• WHAT YOU HAVE TO DO: Reproduce the data below word for word, starting at its first line and ending at the line that contains "day-detail: Sunrise: 7:08", with that line included.

• INPUT FOR THIS TASK:

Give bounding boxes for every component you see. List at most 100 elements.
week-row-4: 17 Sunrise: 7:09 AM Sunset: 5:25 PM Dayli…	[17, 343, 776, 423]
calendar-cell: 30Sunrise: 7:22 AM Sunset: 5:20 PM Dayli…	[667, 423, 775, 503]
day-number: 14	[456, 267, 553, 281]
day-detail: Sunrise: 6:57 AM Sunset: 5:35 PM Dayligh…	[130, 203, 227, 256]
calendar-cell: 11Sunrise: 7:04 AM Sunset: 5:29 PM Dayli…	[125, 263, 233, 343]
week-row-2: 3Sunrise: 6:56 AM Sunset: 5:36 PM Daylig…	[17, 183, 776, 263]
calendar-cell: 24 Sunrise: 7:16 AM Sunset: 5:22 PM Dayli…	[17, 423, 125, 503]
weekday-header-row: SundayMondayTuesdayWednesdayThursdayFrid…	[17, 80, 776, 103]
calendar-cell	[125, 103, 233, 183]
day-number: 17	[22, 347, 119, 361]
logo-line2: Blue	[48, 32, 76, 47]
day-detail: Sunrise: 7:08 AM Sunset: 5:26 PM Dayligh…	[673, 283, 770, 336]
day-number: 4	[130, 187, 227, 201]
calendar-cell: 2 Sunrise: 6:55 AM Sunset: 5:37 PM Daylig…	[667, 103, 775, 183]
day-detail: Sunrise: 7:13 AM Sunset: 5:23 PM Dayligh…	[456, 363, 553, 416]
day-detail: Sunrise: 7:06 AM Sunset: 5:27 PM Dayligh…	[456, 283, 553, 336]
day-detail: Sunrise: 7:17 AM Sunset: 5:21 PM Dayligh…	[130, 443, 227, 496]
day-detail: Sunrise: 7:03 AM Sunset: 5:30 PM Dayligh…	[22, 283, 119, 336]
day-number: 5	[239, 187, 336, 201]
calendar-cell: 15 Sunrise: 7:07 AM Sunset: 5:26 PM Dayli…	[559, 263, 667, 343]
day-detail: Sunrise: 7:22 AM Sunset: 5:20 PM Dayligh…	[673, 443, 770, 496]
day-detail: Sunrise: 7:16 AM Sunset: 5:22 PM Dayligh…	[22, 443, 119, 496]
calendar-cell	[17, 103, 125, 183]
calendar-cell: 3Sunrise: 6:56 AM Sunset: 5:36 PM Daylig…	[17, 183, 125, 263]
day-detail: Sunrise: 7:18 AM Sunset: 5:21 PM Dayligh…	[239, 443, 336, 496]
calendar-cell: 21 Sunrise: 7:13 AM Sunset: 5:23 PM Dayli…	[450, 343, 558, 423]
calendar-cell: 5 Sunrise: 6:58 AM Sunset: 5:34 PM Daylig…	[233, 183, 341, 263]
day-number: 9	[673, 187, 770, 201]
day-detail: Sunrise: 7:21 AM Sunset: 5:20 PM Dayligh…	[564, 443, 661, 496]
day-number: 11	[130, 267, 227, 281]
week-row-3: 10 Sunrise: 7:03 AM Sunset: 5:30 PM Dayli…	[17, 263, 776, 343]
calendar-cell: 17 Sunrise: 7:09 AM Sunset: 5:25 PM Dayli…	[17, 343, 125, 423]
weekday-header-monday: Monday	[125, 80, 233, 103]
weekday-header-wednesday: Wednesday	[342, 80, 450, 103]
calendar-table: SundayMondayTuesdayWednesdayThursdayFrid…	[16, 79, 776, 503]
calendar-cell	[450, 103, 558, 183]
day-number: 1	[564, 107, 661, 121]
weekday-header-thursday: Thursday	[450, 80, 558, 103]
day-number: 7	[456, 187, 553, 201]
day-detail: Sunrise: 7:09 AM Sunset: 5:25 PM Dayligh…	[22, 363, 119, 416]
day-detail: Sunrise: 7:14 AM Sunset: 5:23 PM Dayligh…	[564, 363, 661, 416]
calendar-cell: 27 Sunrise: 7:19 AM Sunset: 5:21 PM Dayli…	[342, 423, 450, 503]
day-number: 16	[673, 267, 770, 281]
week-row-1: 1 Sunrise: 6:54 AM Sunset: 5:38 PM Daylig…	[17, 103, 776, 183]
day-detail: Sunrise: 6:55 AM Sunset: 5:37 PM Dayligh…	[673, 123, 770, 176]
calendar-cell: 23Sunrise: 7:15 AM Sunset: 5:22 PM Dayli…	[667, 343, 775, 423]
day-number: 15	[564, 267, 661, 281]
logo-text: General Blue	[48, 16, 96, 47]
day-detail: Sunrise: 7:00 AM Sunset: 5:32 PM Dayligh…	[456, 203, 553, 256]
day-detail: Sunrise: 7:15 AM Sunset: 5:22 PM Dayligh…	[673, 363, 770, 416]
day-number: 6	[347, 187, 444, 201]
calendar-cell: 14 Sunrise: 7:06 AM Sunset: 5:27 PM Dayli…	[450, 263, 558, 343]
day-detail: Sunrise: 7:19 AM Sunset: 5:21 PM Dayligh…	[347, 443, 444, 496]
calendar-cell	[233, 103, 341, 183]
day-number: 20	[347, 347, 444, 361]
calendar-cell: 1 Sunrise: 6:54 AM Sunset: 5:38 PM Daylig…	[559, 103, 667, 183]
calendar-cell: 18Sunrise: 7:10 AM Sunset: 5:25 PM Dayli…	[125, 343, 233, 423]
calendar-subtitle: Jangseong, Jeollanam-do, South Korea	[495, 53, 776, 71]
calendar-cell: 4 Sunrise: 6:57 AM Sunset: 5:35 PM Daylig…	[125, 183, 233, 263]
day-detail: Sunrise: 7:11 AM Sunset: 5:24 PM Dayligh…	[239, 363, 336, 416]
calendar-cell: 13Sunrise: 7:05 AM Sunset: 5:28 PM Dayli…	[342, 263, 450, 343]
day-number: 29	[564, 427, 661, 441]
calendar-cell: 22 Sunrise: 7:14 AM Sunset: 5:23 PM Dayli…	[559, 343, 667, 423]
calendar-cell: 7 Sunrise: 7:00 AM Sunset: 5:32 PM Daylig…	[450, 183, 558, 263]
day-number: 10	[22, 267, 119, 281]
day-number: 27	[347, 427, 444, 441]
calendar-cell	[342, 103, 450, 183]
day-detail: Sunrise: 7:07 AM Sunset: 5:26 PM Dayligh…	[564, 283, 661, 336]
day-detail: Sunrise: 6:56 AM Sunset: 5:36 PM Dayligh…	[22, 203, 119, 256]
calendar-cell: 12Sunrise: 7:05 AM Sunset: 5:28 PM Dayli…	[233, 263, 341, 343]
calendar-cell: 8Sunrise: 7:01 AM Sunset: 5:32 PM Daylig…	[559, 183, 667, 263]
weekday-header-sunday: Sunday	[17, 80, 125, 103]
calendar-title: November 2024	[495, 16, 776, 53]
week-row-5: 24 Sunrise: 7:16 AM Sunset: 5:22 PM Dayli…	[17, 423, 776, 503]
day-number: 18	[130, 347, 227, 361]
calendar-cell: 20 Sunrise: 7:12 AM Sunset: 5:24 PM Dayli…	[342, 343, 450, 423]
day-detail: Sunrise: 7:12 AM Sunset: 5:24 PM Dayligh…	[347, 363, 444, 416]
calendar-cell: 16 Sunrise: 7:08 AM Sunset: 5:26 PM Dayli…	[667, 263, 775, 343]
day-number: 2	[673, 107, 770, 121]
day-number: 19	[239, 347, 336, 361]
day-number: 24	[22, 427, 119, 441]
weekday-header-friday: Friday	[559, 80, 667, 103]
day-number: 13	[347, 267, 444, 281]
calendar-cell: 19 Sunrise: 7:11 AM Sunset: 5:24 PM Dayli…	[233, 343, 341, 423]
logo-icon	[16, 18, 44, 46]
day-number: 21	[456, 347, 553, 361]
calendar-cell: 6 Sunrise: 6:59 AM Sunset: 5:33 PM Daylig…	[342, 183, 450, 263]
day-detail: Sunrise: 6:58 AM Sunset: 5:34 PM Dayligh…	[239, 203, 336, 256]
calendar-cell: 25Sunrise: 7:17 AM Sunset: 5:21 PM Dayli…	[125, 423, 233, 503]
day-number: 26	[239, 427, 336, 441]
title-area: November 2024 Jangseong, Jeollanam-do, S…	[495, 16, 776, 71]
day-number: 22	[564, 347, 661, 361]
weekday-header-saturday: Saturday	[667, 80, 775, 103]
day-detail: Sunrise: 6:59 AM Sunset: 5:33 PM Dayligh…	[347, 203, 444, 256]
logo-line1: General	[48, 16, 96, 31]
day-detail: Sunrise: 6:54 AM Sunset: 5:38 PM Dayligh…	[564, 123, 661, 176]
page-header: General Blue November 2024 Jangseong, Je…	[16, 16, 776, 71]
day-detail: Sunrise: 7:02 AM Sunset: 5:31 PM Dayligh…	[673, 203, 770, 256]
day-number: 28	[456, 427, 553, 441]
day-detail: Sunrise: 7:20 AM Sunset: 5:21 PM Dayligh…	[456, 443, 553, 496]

• WRITTEN RESPONSE:
Give bounding boxes for every component you see. List at most 100 elements.
week-row-4: 17 Sunrise: 7:09 AM Sunset: 5:25 PM Dayli…	[17, 343, 776, 423]
calendar-cell: 30Sunrise: 7:22 AM Sunset: 5:20 PM Dayli…	[667, 423, 775, 503]
day-number: 14	[456, 267, 553, 281]
day-detail: Sunrise: 6:57 AM Sunset: 5:35 PM Dayligh…	[130, 203, 227, 256]
calendar-cell: 11Sunrise: 7:04 AM Sunset: 5:29 PM Dayli…	[125, 263, 233, 343]
week-row-2: 3Sunrise: 6:56 AM Sunset: 5:36 PM Daylig…	[17, 183, 776, 263]
calendar-cell: 24 Sunrise: 7:16 AM Sunset: 5:22 PM Dayli…	[17, 423, 125, 503]
weekday-header-row: SundayMondayTuesdayWednesdayThursdayFrid…	[17, 80, 776, 103]
calendar-cell	[125, 103, 233, 183]
day-number: 17	[22, 347, 119, 361]
logo-line2: Blue	[48, 32, 76, 47]
day-detail: Sunrise: 7:08 AM Sunset: 5:26 PM Dayligh…	[673, 283, 770, 336]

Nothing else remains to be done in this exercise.